*Goal:*
For every line in the data below that contains "title", copy the line.

--- Start Data supplied ---

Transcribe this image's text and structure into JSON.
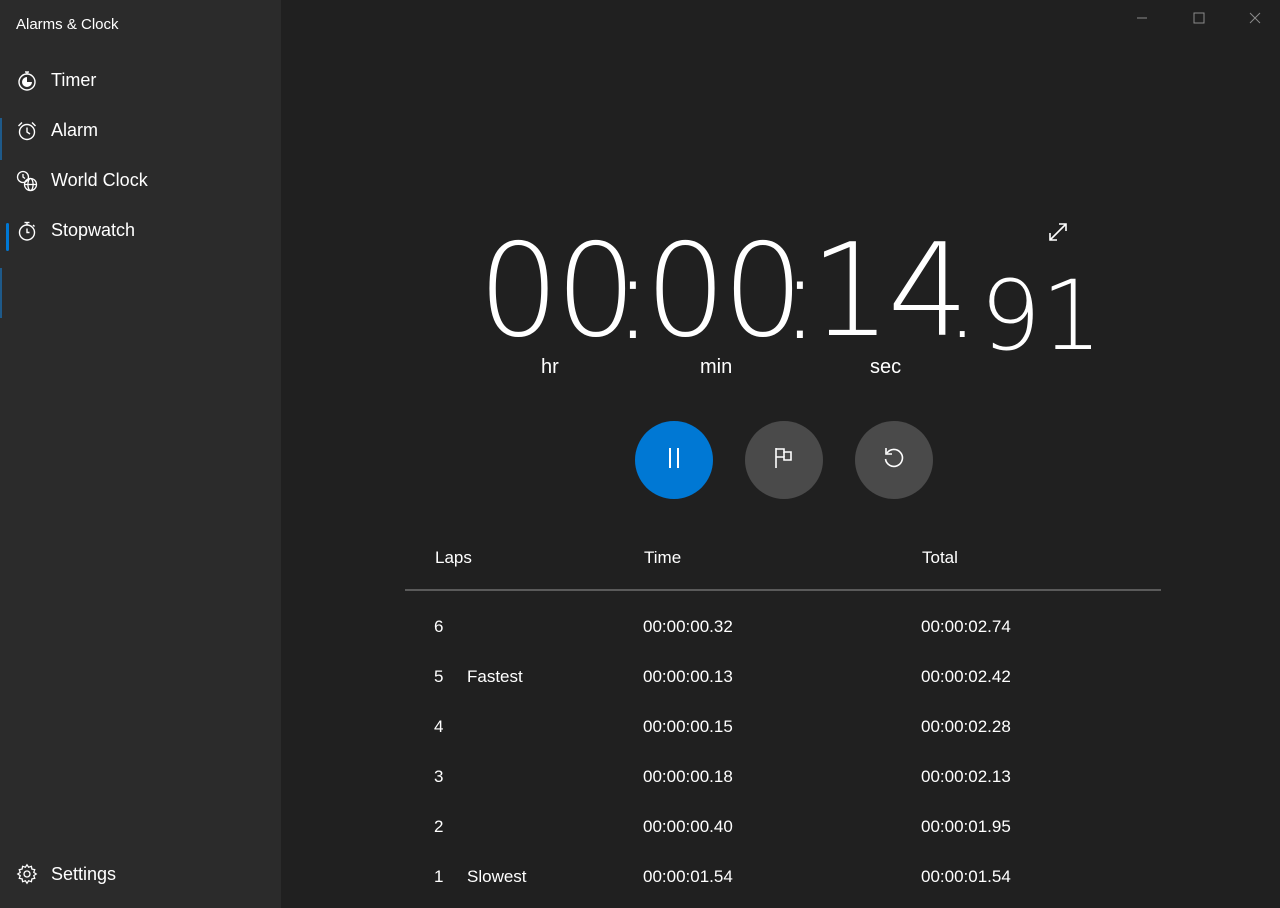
{
  "app": {
    "title": "Alarms & Clock"
  },
  "colors": {
    "accent": "#0078d4",
    "sidebar": "#2b2b2b",
    "background": "#202020",
    "secondary_button": "#4a4a4a"
  },
  "sidebar": {
    "items": [
      {
        "label": "Timer",
        "icon": "timer-icon",
        "selected": false
      },
      {
        "label": "Alarm",
        "icon": "alarm-clock-icon",
        "selected": false
      },
      {
        "label": "World Clock",
        "icon": "world-clock-icon",
        "selected": false
      },
      {
        "label": "Stopwatch",
        "icon": "stopwatch-icon",
        "selected": true
      }
    ],
    "settings_label": "Settings"
  },
  "window_controls": [
    "minimize-icon",
    "maximize-icon",
    "close-icon"
  ],
  "stopwatch": {
    "hours": "00",
    "minutes": "00",
    "seconds": "14",
    "separator": ":",
    "decimal": ".",
    "hundredths": "91",
    "unit_hr": "hr",
    "unit_min": "min",
    "unit_sec": "sec",
    "state": "running"
  },
  "laps": {
    "headers": {
      "laps": "Laps",
      "time": "Time",
      "total": "Total"
    },
    "rows": [
      {
        "num": "6",
        "note": "",
        "time": "00:00:00.32",
        "total": "00:00:02.74"
      },
      {
        "num": "5",
        "note": "Fastest",
        "time": "00:00:00.13",
        "total": "00:00:02.42"
      },
      {
        "num": "4",
        "note": "",
        "time": "00:00:00.15",
        "total": "00:00:02.28"
      },
      {
        "num": "3",
        "note": "",
        "time": "00:00:00.18",
        "total": "00:00:02.13"
      },
      {
        "num": "2",
        "note": "",
        "time": "00:00:00.40",
        "total": "00:00:01.95"
      },
      {
        "num": "1",
        "note": "Slowest",
        "time": "00:00:01.54",
        "total": "00:00:01.54"
      }
    ]
  }
}
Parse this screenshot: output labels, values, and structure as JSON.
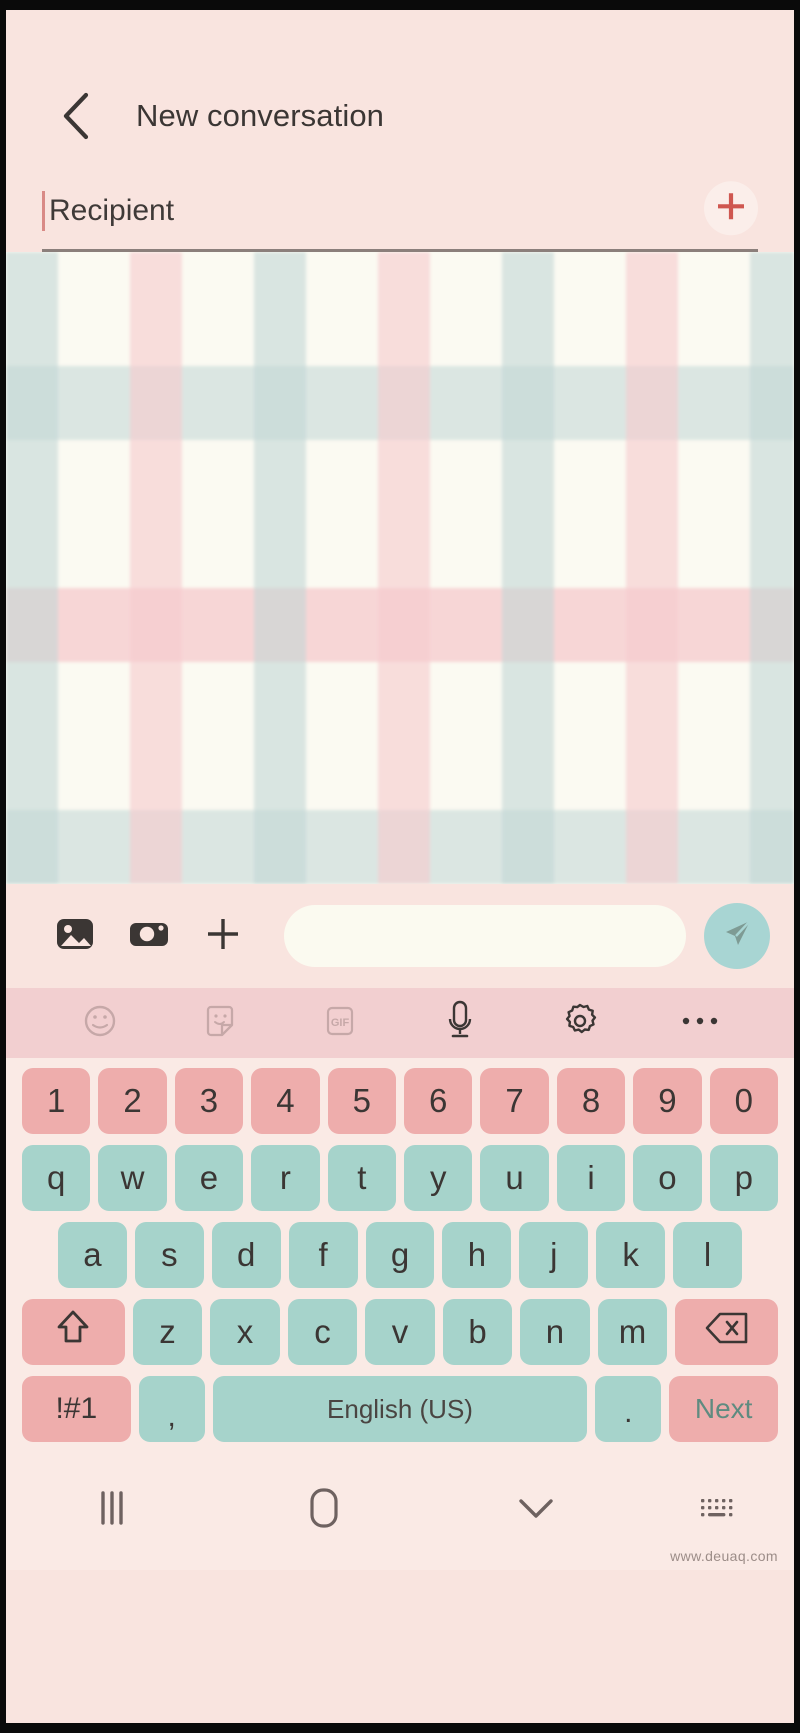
{
  "header": {
    "back_icon": "chevron-left-icon",
    "title": "New conversation"
  },
  "recipient": {
    "placeholder": "Recipient",
    "value": "",
    "add_icon": "plus-icon",
    "add_icon_color": "#cf5750"
  },
  "conversation": {
    "wallpaper": "plaid-pattern",
    "colors": {
      "base": "#fbfaf2",
      "mint": "#c1d6d5",
      "pink": "#f6cbce"
    },
    "messages": []
  },
  "compose": {
    "gallery_icon": "gallery-icon",
    "camera_icon": "camera-icon",
    "more_icon": "plus-icon",
    "input_value": "",
    "input_placeholder": "",
    "send_icon": "send-icon",
    "send_bg": "#a8d5d3"
  },
  "keyboard_toolbar": {
    "items": [
      {
        "name": "emoji-icon",
        "label": ""
      },
      {
        "name": "sticker-icon",
        "label": ""
      },
      {
        "name": "gif-icon",
        "label": "GIF"
      },
      {
        "name": "microphone-icon",
        "label": ""
      },
      {
        "name": "settings-gear-icon",
        "label": ""
      },
      {
        "name": "more-options-icon",
        "label": ""
      }
    ]
  },
  "keyboard": {
    "bg": "#faeae5",
    "num_key_color": "#eeadac",
    "letter_key_color": "#a6d3cb",
    "rows": {
      "numbers": [
        "1",
        "2",
        "3",
        "4",
        "5",
        "6",
        "7",
        "8",
        "9",
        "0"
      ],
      "letters1": [
        "q",
        "w",
        "e",
        "r",
        "t",
        "y",
        "u",
        "i",
        "o",
        "p"
      ],
      "letters2": [
        "a",
        "s",
        "d",
        "f",
        "g",
        "h",
        "j",
        "k",
        "l"
      ],
      "letters3": [
        "z",
        "x",
        "c",
        "v",
        "b",
        "n",
        "m"
      ],
      "shift_icon": "shift-icon",
      "backspace_icon": "backspace-icon"
    },
    "bottom_row": {
      "symbols_label": "!#1",
      "comma_label": ",",
      "space_label": "English (US)",
      "period_label": ".",
      "enter_label": "Next"
    }
  },
  "system_nav": {
    "recents_icon": "recents-icon",
    "home_icon": "home-icon",
    "hide_keyboard_icon": "chevron-down-icon",
    "switch_keyboard_icon": "keyboard-switch-icon"
  },
  "watermark": {
    "text": "www.deuaq.com"
  }
}
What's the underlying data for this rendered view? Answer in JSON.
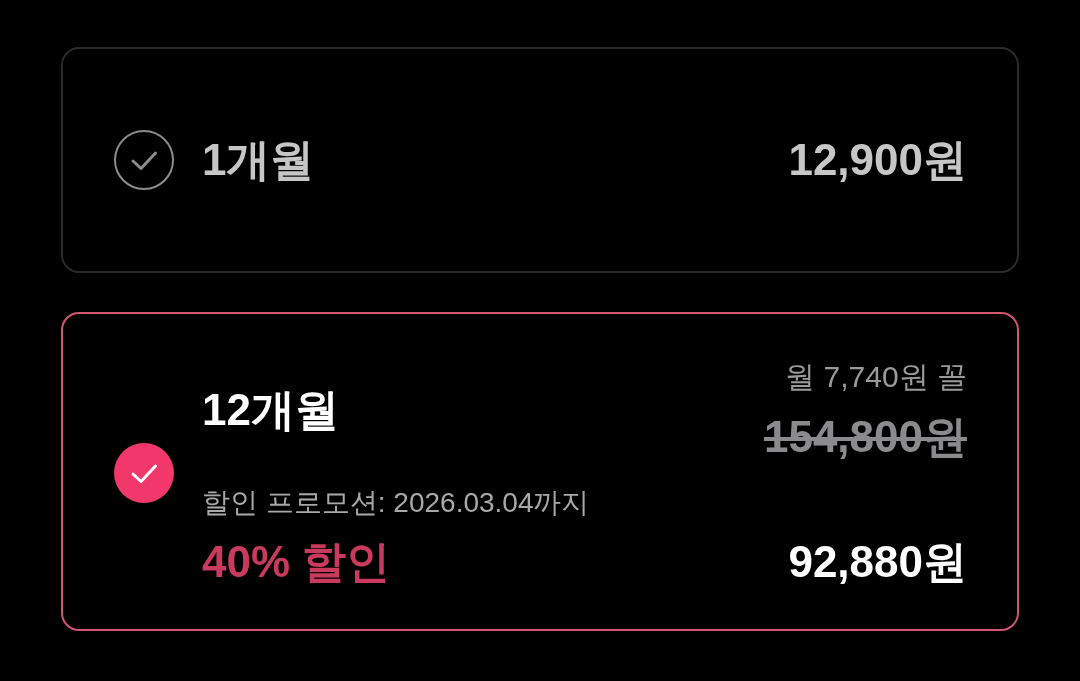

--- End Data supplied ---

*Exercise solution:*
    "title": "Alarms & Clock"
    "title": "New conversation"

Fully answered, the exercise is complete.